WHAT TO PRODUCE:
Search the data for the string "ساتھ" and gather each line it is in.

SUPPLIED RECORDS:
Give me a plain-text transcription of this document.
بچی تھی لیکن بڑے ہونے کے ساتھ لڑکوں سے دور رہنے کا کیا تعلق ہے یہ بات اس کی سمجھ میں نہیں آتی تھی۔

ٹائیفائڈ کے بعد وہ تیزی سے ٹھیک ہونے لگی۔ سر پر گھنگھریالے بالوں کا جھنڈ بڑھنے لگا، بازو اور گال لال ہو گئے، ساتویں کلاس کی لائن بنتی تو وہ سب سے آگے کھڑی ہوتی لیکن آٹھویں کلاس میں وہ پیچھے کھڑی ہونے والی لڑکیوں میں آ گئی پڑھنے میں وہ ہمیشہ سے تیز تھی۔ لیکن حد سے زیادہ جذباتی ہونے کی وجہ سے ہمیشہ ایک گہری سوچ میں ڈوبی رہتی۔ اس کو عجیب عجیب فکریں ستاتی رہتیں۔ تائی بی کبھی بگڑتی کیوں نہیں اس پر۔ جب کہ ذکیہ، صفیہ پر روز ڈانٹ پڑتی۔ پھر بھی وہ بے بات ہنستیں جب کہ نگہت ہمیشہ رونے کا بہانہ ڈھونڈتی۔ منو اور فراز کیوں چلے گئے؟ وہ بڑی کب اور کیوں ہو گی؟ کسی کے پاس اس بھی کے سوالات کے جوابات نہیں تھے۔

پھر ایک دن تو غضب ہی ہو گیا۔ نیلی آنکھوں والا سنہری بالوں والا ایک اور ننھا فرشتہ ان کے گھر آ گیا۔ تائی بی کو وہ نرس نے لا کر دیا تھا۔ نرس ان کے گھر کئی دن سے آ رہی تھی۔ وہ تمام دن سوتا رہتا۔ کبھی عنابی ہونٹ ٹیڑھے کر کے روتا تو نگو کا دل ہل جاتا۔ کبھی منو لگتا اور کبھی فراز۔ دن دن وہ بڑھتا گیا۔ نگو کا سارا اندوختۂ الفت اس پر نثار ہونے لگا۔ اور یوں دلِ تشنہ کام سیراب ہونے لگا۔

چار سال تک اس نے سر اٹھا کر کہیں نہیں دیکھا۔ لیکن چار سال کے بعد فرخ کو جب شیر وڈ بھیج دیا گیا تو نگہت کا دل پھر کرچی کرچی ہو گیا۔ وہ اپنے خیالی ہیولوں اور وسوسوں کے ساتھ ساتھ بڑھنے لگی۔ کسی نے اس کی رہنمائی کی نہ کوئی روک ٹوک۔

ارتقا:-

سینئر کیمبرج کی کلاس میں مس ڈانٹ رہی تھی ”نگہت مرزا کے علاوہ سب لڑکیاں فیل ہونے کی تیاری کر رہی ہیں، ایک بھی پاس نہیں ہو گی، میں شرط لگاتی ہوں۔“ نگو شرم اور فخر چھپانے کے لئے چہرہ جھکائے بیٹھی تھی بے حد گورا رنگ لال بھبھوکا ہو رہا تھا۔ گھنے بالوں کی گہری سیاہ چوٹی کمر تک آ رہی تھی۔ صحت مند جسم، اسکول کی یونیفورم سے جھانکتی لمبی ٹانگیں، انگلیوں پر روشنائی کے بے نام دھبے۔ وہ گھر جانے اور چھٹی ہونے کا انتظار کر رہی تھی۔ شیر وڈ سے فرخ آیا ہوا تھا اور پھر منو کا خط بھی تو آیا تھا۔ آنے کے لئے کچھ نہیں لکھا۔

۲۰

WRITTEN REPLY:
بچی تھی لیکن بڑے ہونے کے ساتھ لڑکوں سے دور رہنے کا کیا تعلق ہے یہ بات اس کی سمجھ میں نہیں آتی تھی۔
چار سال تک اس نے سر اٹھا کر کہیں نہیں دیکھا۔ لیکن چار سال کے بعد فرخ کو جب شیر وڈ بھیج دیا گیا تو نگہت کا دل پھر کرچی کرچی ہو گیا۔ وہ اپنے خیالی ہیولوں اور وسوسوں کے ساتھ ساتھ بڑھنے لگی۔ کسی نے اس کی رہنمائی کی نہ کوئی روک ٹوک۔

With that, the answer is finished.